**Document passage:**
======
Its graphics and gameplay were considered innovative and technically impressive at the time. A revised edition, Magic Carpet Plus, included the Hidden Worlds expansion pack which added 25 levels and a winter-themed tileset. The title also had a sequel released in 1995, Magic Carpet 2.
The player plays a wizard on a magic carpet flying over water, mountains and other terrain while destroying monsters and rival wizards (which are controlled by the computer) and collecting "mana" which is gathered by hot air balloons and stored in the player's own castle.
The story is told in a cutscene that depicts the pages of a book being flipped. According to this back story, mana was discovered and though it initially had beneficial uses, the quest for it made the lands barren. Worse, many corrupt wizards began turning to mana for their own nefarious purposes, eventually leading to war between them. The battling wizards began using more destructive spells and summoning deadly monsters, the latter of which often turned against them. One wizard hoped to end everything with an all-powerful spell but instead only left the worlds shattered. Only his apprentice survived and his goal is to restore the worlds to equilibrium.
The player has to visit several small spherical "worlds" (50 in the original game and an additional 25 in the expansion). The goal in each world is to build a castle and fill it with the necessary percentage of the total mana in the current level (or "world"), restoring it to "equilibrium". The total mana level is fixed in each world.
The player can destroy enemy monsters and then salvage the mana they leave behind, represented by pearls of varying sizes. To accomplish this, the player has to possess the mana so that mana-collecting balloons bring them to the player's castle (the balloons ignore mana that are unpossessed or possessed by an enemy wizard). Greater amounts of mana stored in the castle allow the player to expand the castle and cast more powerful spells.
As the player expands the castle, it spawns additional balloons and armed guards that defend the castle against attacks by enemy wizards. Besides storing mana, the player's castle also serves as a home base for the player character where he can regain health and mana. Upon death, the player character respawns at his castle. Dying without a castle forces the player to restart the level since the game does not have a mid-level save feature. As long as the player's castle is at least partly intact, the player character cannot die.
======
**Objective:** In the Magic Carpet passage, how many levels did the Hidden Worlds expansion pack add? The listings have no part in this exercise.

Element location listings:
======
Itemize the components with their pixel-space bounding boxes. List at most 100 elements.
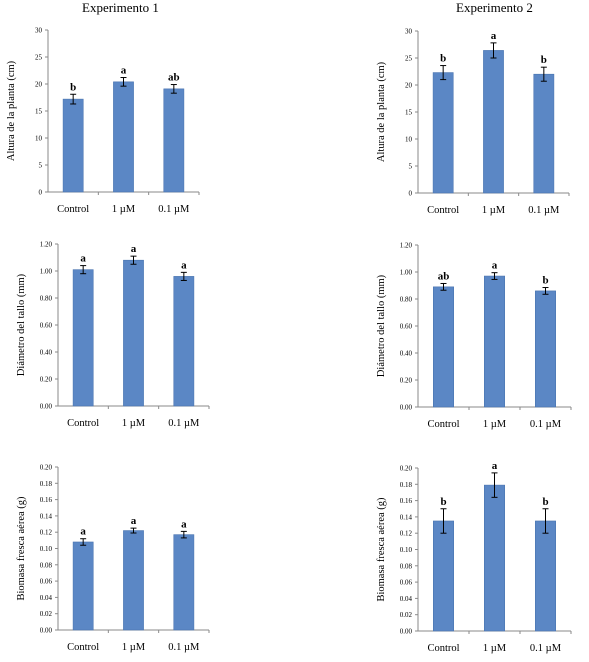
y-axis-label: Altura de la planta (cm) (376, 61, 387, 162)
x-tick-label: Control (427, 419, 459, 430)
y-tick-label: 0.20 (40, 464, 53, 472)
y-tick-label: 0.60 (400, 323, 413, 331)
significance-label: a (80, 526, 86, 538)
title-experimento-1: Experimento 1 (82, 0, 159, 15)
y-axis-label: Biomasa fresca aérea (g) (376, 497, 387, 602)
bar (533, 73, 555, 194)
y-tick-label: 20 (35, 81, 43, 89)
x-tick-label: Control (67, 642, 99, 653)
y-axis-label: Altura de la planta (cm) (6, 60, 17, 161)
y-tick-label: 15 (405, 109, 413, 117)
x-tick-label: 0.1 µM (158, 204, 190, 215)
bar (432, 286, 454, 408)
y-axis-label: Diámetro del tallo (mm) (376, 274, 387, 377)
y-tick-label: 1.00 (400, 269, 413, 277)
y-tick-label: 25 (405, 55, 413, 63)
y-tick-label: 10 (35, 135, 43, 143)
y-tick-label: 5 (409, 163, 413, 171)
y-tick-label: 30 (35, 27, 43, 35)
significance-label: a (181, 518, 187, 530)
y-tick-label: 0.40 (400, 350, 413, 358)
y-tick-label: 5 (39, 162, 43, 170)
y-tick-label: 0.06 (40, 578, 53, 586)
y-tick-label: 0.18 (40, 480, 53, 488)
y-tick-label: 0.60 (40, 322, 53, 330)
x-tick-label: 1 µM (482, 205, 506, 216)
title-experimento-2: Experimento 2 (456, 0, 533, 15)
y-tick-label: 0 (39, 189, 43, 197)
y-tick-label: 0.16 (40, 496, 53, 504)
y-tick-label: 0.16 (400, 497, 413, 505)
y-tick-label: 0.00 (400, 628, 413, 636)
x-tick-label: Control (57, 204, 89, 215)
y-tick-label: 0.20 (400, 465, 413, 473)
y-axis-label: Biomasa fresca aérea (g) (16, 496, 27, 601)
significance-label: b (541, 54, 547, 66)
y-tick-label: 0.08 (40, 561, 53, 569)
y-tick-label: 0.10 (400, 546, 413, 554)
significance-label: a (131, 243, 137, 255)
x-tick-label: Control (427, 643, 459, 654)
significance-label: b (70, 81, 76, 93)
bar (113, 81, 134, 193)
bar (173, 534, 195, 631)
y-axis-label: Diámetro del tallo (mm) (16, 273, 27, 376)
significance-label: a (492, 260, 498, 272)
x-tick-label: 0.1 µM (168, 642, 200, 653)
y-tick-label: 0.02 (40, 610, 53, 618)
x-tick-label: 0.1 µM (530, 419, 562, 430)
x-tick-label: 1 µM (483, 643, 507, 654)
significance-label: a (181, 259, 187, 271)
significance-label: b (440, 53, 446, 65)
y-tick-label: 0.04 (400, 595, 413, 603)
bar (432, 72, 454, 194)
x-tick-label: 1 µM (112, 204, 136, 215)
x-tick-label: 1 µM (122, 418, 146, 429)
x-tick-label: 0.1 µM (530, 643, 562, 654)
y-tick-label: 0.00 (40, 627, 53, 635)
x-tick-label: 1 µM (122, 642, 146, 653)
x-tick-label: 0.1 µM (528, 205, 560, 216)
significance-label: ab (438, 270, 450, 282)
y-tick-label: 0.10 (40, 545, 53, 553)
bar (484, 484, 506, 632)
significance-label: a (491, 30, 497, 42)
bar (483, 50, 504, 194)
significance-label: b (440, 496, 446, 508)
y-tick-label: 0.12 (400, 530, 413, 538)
significance-label: b (542, 275, 548, 287)
x-tick-label: 0.1 µM (168, 418, 200, 429)
significance-label: a (492, 460, 498, 472)
y-tick-label: 0.02 (400, 611, 413, 619)
bar (173, 276, 195, 407)
y-tick-label: 0.12 (40, 529, 53, 537)
y-tick-label: 1.20 (40, 241, 53, 249)
y-tick-label: 0.20 (40, 376, 53, 384)
significance-label: a (121, 65, 127, 77)
y-tick-label: 30 (405, 28, 413, 36)
chart-biomasa-exp2: Biomasa fresca aérea (g) 0.00 0.02 0.04 0.06… (376, 460, 572, 654)
bar (123, 530, 144, 631)
bar (535, 520, 557, 632)
y-tick-label: 0.04 (40, 594, 53, 602)
y-tick-label: 25 (35, 54, 43, 62)
bar (62, 98, 84, 193)
y-tick-label: 0.14 (400, 513, 413, 521)
y-tick-label: 0.20 (400, 377, 413, 385)
bar (535, 290, 557, 408)
y-tick-label: 0.08 (400, 562, 413, 570)
bar (432, 520, 454, 632)
y-tick-label: 0.18 (400, 481, 413, 489)
y-tick-label: 10 (405, 136, 413, 144)
y-tick-label: 0.80 (40, 295, 53, 303)
y-tick-label: 0.06 (400, 579, 413, 587)
significance-label: ab (168, 72, 180, 84)
chart-altura-exp1: Altura de la planta (cm) 0 5 10 15 20 25 30 b Con… (6, 27, 200, 215)
y-tick-label: 0.14 (40, 512, 53, 520)
chart-diametro-exp1: Diámetro del tallo (mm) 0.00 0.20 0.40 0.60 0… (16, 241, 210, 429)
y-tick-label: 0 (409, 190, 413, 198)
x-tick-label: 1 µM (483, 419, 507, 430)
y-tick-label: 1.20 (400, 242, 413, 250)
bar (484, 275, 506, 408)
bar (72, 541, 94, 631)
======
**Result for this exercise:** It added 25 levels.